RECORD LIST
Begin

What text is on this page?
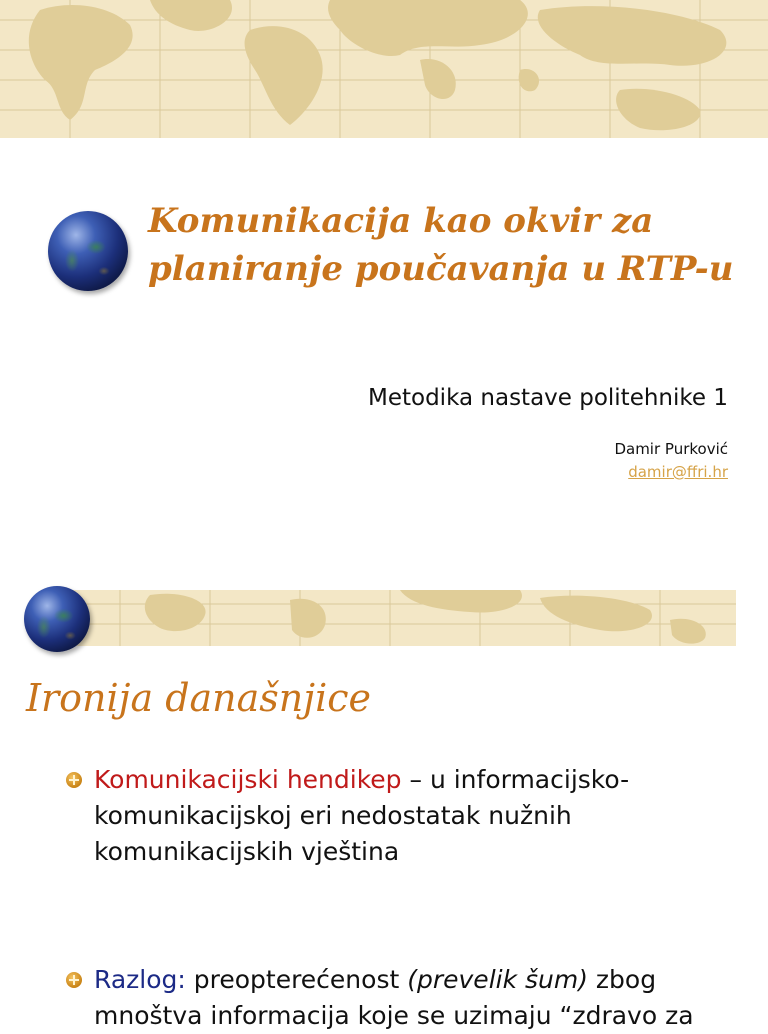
Komunikacija kao okvir za
planiranje poučavanja u RTP-u
Metodika nastave politehnike 1
Damir Purković
damir@ffri.hr
Ironija današnjice
Komunikacijski hendikep – u informacijsko-komunikacijskoj eri nedostatak nužnih komunikacijskih vještina
Razlog: preopterećenost (prevelik šum) zbog mnoštva informacija koje se uzimaju “zdravo za
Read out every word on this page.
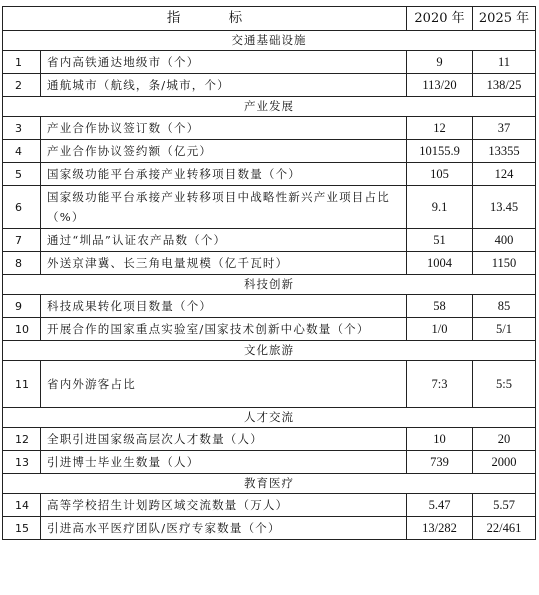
指 标		2020 年	2025 年
交通基础设施			
1	省内高铁通达地级市（个）	9	11
2	通航城市（航线，条/城市，个）	113/20	138/25
产业发展			
3	产业合作协议签订数（个）	12	37
4	产业合作协议签约额（亿元）	10155.9	13355
5	国家级功能平台承接产业转移项目数量（个）	105	124
6	国家级功能平台承接产业转移项目中战略性新兴产业项目占比（%）	9.1	13.45
7	通过“圳品”认证农产品数（个）	51	400
8	外送京津冀、长三角电量规模（亿千瓦时）	1004	1150
科技创新			
9	科技成果转化项目数量（个）	58	85
10	开展合作的国家重点实验室/国家技术创新中心数量（个）	1/0	5/1
文化旅游			
11	省内外游客占比	7:3	5:5
人才交流			
12	全职引进国家级高层次人才数量（人）	10	20
13	引进博士毕业生数量（人）	739	2000
教育医疗			
14	高等学校招生计划跨区域交流数量（万人）	5.47	5.57
15	引进高水平医疗团队/医疗专家数量（个）	13/282	22/461
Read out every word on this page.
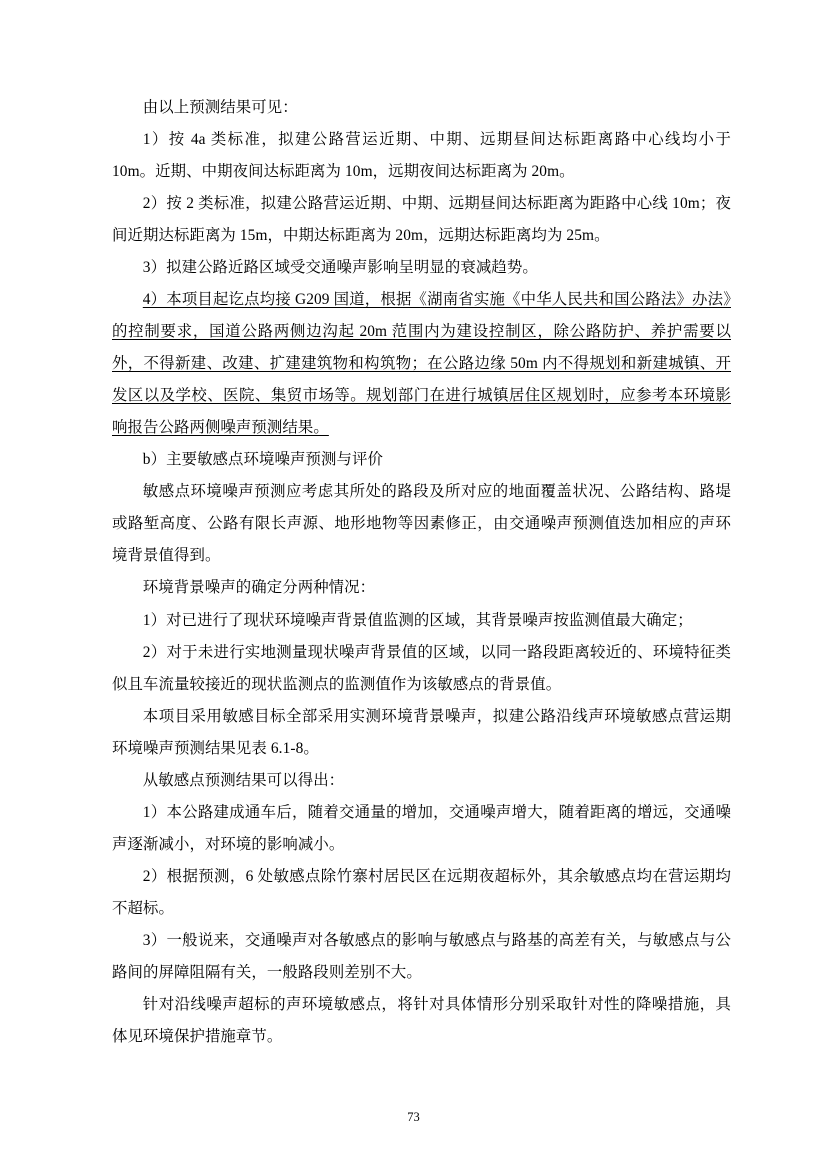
由以上预测结果可见：

1）按 4a 类标准，拟建公路营运近期、中期、远期昼间达标距离路中心线均小于 10m。近期、中期夜间达标距离为 10m，远期夜间达标距离为 20m。

2）按 2 类标准，拟建公路营运近期、中期、远期昼间达标距离为距路中心线 10m；夜间近期达标距离为 15m，中期达标距离为 20m，远期达标距离均为 25m。

3）拟建公路近路区域受交通噪声影响呈明显的衰减趋势。

4）本项目起讫点均接 G209 国道，根据《湖南省实施《中华人民共和国公路法》办法》的控制要求，国道公路两侧边沟起 20m 范围内为建设控制区，除公路防护、养护需要以外，不得新建、改建、扩建建筑物和构筑物；在公路边缘 50m 内不得规划和新建城镇、开发区以及学校、医院、集贸市场等。规划部门在进行城镇居住区规划时，应参考本环境影响报告公路两侧噪声预测结果。

b）主要敏感点环境噪声预测与评价

敏感点环境噪声预测应考虑其所处的路段及所对应的地面覆盖状况、公路结构、路堤或路堑高度、公路有限长声源、地形地物等因素修正，由交通噪声预测值迭加相应的声环境背景值得到。

环境背景噪声的确定分两种情况：

1）对已进行了现状环境噪声背景值监测的区域，其背景噪声按监测值最大确定；

2）对于未进行实地测量现状噪声背景值的区域，以同一路段距离较近的、环境特征类似且车流量较接近的现状监测点的监测值作为该敏感点的背景值。

本项目采用敏感目标全部采用实测环境背景噪声，拟建公路沿线声环境敏感点营运期环境噪声预测结果见表 6.1-8。

从敏感点预测结果可以得出：

1）本公路建成通车后，随着交通量的增加，交通噪声增大，随着距离的增远，交通噪声逐渐减小，对环境的影响减小。

2）根据预测，6 处敏感点除竹寨村居民区在远期夜超标外，其余敏感点均在营运期均不超标。

3）一般说来，交通噪声对各敏感点的影响与敏感点与路基的高差有关，与敏感点与公路间的屏障阻隔有关，一般路段则差别不大。

针对沿线噪声超标的声环境敏感点，将针对具体情形分别采取针对性的降噪措施，具体见环境保护措施章节。

73
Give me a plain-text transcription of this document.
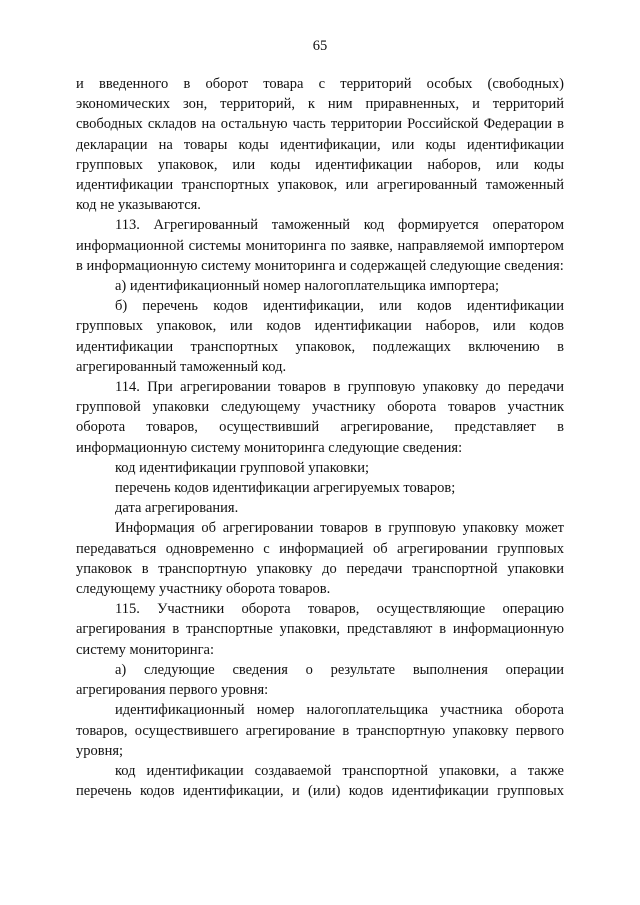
65

и введенного в оборот товара с территорий особых (свободных) экономических зон, территорий, к ним приравненных, и территорий свободных складов на остальную часть территории Российской Федерации в декларации на товары коды идентификации, или коды идентификации групповых упаковок, или коды идентификации наборов, или коды идентификации транспортных упаковок, или агрегированный таможенный код не указываются.

113. Агрегированный таможенный код формируется оператором информационной системы мониторинга по заявке, направляемой импортером в информационную систему мониторинга и содержащей следующие сведения:

а) идентификационный номер налогоплательщика импортера;

б) перечень кодов идентификации, или кодов идентификации групповых упаковок, или кодов идентификации наборов, или кодов идентификации транспортных упаковок, подлежащих включению в агрегированный таможенный код.

114. При агрегировании товаров в групповую упаковку до передачи групповой упаковки следующему участнику оборота товаров участник оборота товаров, осуществивший агрегирование, представляет в информационную систему мониторинга следующие сведения:

код идентификации групповой упаковки;

перечень кодов идентификации агрегируемых товаров;

дата агрегирования.

Информация об агрегировании товаров в групповую упаковку может передаваться одновременно с информацией об агрегировании групповых упаковок в транспортную упаковку до передачи транспортной упаковки следующему участнику оборота товаров.

115. Участники оборота товаров, осуществляющие операцию агрегирования в транспортные упаковки, представляют в информационную систему мониторинга:

а) следующие сведения о результате выполнения операции агрегирования первого уровня:

идентификационный номер налогоплательщика участника оборота товаров, осуществившего агрегирование в транспортную упаковку первого уровня;

код идентификации создаваемой транспортной упаковки, а также перечень кодов идентификации, и (или) кодов идентификации групповых
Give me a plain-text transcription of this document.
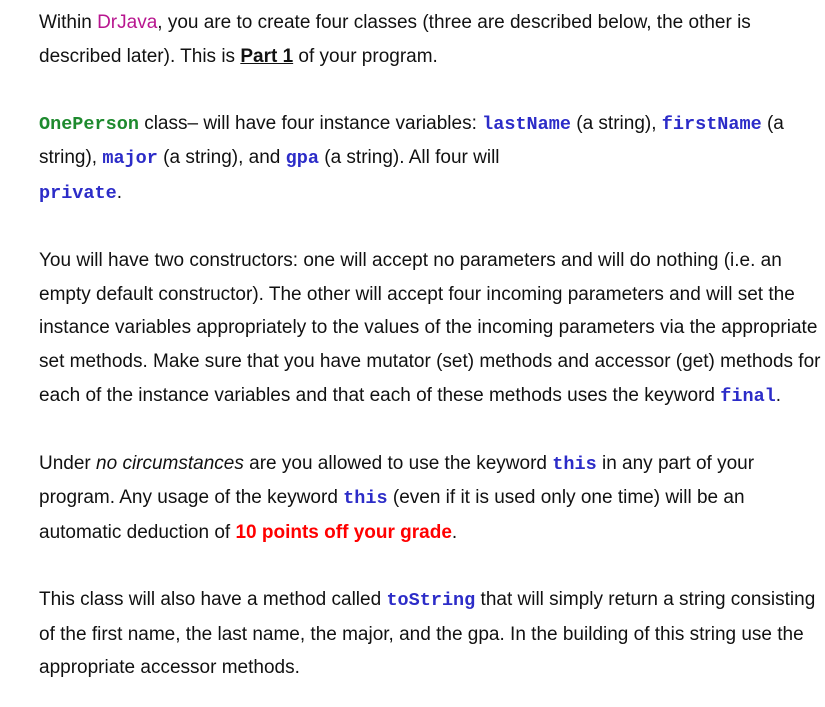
Within DrJava, you are to create four classes (three are described below, the other is described later). This is Part 1 of your program.

OnePerson class– will have four instance variables: lastName (a string), firstName (a string), major (a string), and gpa (a string). All four will
private.

You will have two constructors: one will accept no parameters and will do nothing (i.e. an empty default constructor). The other will accept four incoming parameters and will set the instance variables appropriately to the values of the incoming parameters via the appropriate set methods. Make sure that you have mutator (set) methods and accessor (get) methods for each of the instance variables and that each of these methods uses the keyword final.

Under no circumstances are you allowed to use the keyword this in any part of your program. Any usage of the keyword this (even if it is used only one time) will be an automatic deduction of 10 points off your grade.

This class will also have a method called toString that will simply return a string consisting of the first name, the last name, the major, and the gpa. In the building of this string use the appropriate accessor methods.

End

Leave out the pictures and retype every line above exactly.

EXERCISE RESPONSE
What text is on this page?
Komunikacija kao okvir za
planiranje poučavanja u RTP-u
Metodika nastave politehnike 1
Damir Purković
damir@ffri.hr
Ironija današnjice
Komunikacijski hendikep – u informacijsko-komunikacijskoj eri nedostatak nužnih komunikacijskih vještina
Razlog: preopterećenost (prevelik šum) zbog mnoštva informacija koje se uzimaju “zdravo za
Read out every word on this page.
指 标		2020 年	2025 年
交通基础设施			
1	省内高铁通达地级市（个）	9	11
2	通航城市（航线，条/城市，个）	113/20	138/25
产业发展			
3	产业合作协议签订数（个）	12	37
4	产业合作协议签约额（亿元）	10155.9	13355
5	国家级功能平台承接产业转移项目数量（个）	105	124
6	国家级功能平台承接产业转移项目中战略性新兴产业项目占比（%）	9.1	13.45
7	通过“圳品”认证农产品数（个）	51	400
8	外送京津冀、长三角电量规模（亿千瓦时）	1004	1150
科技创新			
9	科技成果转化项目数量（个）	58	85
10	开展合作的国家重点实验室/国家技术创新中心数量（个）	1/0	5/1
文化旅游			
11	省内外游客占比	7:3	5:5
人才交流			
12	全职引进国家级高层次人才数量（人）	10	20
13	引进博士毕业生数量（人）	739	2000
教育医疗			
14	高等学校招生计划跨区域交流数量（万人）	5.47	5.57
15	引进高水平医疗团队/医疗专家数量（个）	13/282	22/461
Read out every word on this page.
由以上预测结果可见：

1）按 4a 类标准，拟建公路营运近期、中期、远期昼间达标距离路中心线均小于 10m。近期、中期夜间达标距离为 10m，远期夜间达标距离为 20m。

2）按 2 类标准，拟建公路营运近期、中期、远期昼间达标距离为距路中心线 10m；夜间近期达标距离为 15m，中期达标距离为 20m，远期达标距离均为 25m。

3）拟建公路近路区域受交通噪声影响呈明显的衰减趋势。

4）本项目起讫点均接 G209 国道，根据《湖南省实施《中华人民共和国公路法》办法》的控制要求，国道公路两侧边沟起 20m 范围内为建设控制区，除公路防护、养护需要以外，不得新建、改建、扩建建筑物和构筑物；在公路边缘 50m 内不得规划和新建城镇、开发区以及学校、医院、集贸市场等。规划部门在进行城镇居住区规划时，应参考本环境影响报告公路两侧噪声预测结果。

b）主要敏感点环境噪声预测与评价

敏感点环境噪声预测应考虑其所处的路段及所对应的地面覆盖状况、公路结构、路堤或路堑高度、公路有限长声源、地形地物等因素修正，由交通噪声预测值迭加相应的声环境背景值得到。

环境背景噪声的确定分两种情况：

1）对已进行了现状环境噪声背景值监测的区域，其背景噪声按监测值最大确定；

2）对于未进行实地测量现状噪声背景值的区域，以同一路段距离较近的、环境特征类似且车流量较接近的现状监测点的监测值作为该敏感点的背景值。

本项目采用敏感目标全部采用实测环境背景噪声，拟建公路沿线声环境敏感点营运期环境噪声预测结果见表 6.1-8。

从敏感点预测结果可以得出：

1）本公路建成通车后，随着交通量的增加，交通噪声增大，随着距离的增远，交通噪声逐渐减小，对环境的影响减小。

2）根据预测，6 处敏感点除竹寨村居民区在远期夜超标外，其余敏感点均在营运期均不超标。

3）一般说来，交通噪声对各敏感点的影响与敏感点与路基的高差有关，与敏感点与公路间的屏障阻隔有关，一般路段则差别不大。

针对沿线噪声超标的声环境敏感点，将针对具体情形分别采取针对性的降噪措施，具体见环境保护措施章节。

73
Give me a plain-text transcription of this document.
65

и введенного в оборот товара с территорий особых (свободных) экономических зон, территорий, к ним приравненных, и территорий свободных складов на остальную часть территории Российской Федерации в декларации на товары коды идентификации, или коды идентификации групповых упаковок, или коды идентификации наборов, или коды идентификации транспортных упаковок, или агрегированный таможенный код не указываются.

113. Агрегированный таможенный код формируется оператором информационной системы мониторинга по заявке, направляемой импортером в информационную систему мониторинга и содержащей следующие сведения:

а) идентификационный номер налогоплательщика импортера;

б) перечень кодов идентификации, или кодов идентификации групповых упаковок, или кодов идентификации наборов, или кодов идентификации транспортных упаковок, подлежащих включению в агрегированный таможенный код.

114. При агрегировании товаров в групповую упаковку до передачи групповой упаковки следующему участнику оборота товаров участник оборота товаров, осуществивший агрегирование, представляет в информационную систему мониторинга следующие сведения:

код идентификации групповой упаковки;

перечень кодов идентификации агрегируемых товаров;

дата агрегирования.

Информация об агрегировании товаров в групповую упаковку может передаваться одновременно с информацией об агрегировании групповых упаковок в транспортную упаковку до передачи транспортной упаковки следующему участнику оборота товаров.

115. Участники оборота товаров, осуществляющие операцию агрегирования в транспортные упаковки, представляют в информационную систему мониторинга:

а) следующие сведения о результате выполнения операции агрегирования первого уровня:

идентификационный номер налогоплательщика участника оборота товаров, осуществившего агрегирование в транспортную упаковку первого уровня;

код идентификации создаваемой транспортной упаковки, а также перечень кодов идентификации, и (или) кодов идентификации групповых
Give me a plain-text transcription of this document.
Within DrJava, you are to create four classes (three are described below, the other is described later). This is Part 1 of your program.

OnePerson class– will have four instance variables: lastName (a string), firstName (a string), major (a string), and gpa (a string). All four will
private.

You will have two constructors: one will accept no parameters and will do nothing (i.e. an empty default constructor). The other will accept four incoming parameters and will set the instance variables appropriately to the values of the incoming parameters via the appropriate set methods. Make sure that you have mutator (set) methods and accessor (get) methods for each of the instance variables and that each of these methods uses the keyword final.

Under no circumstances are you allowed to use the keyword this in any part of your program. Any usage of the keyword this (even if it is used only one time) will be an automatic deduction of 10 points off your grade.

This class will also have a method called toString that will simply return a string consisting of the first name, the last name, the major, and the gpa. In the building of this string use the appropriate accessor methods.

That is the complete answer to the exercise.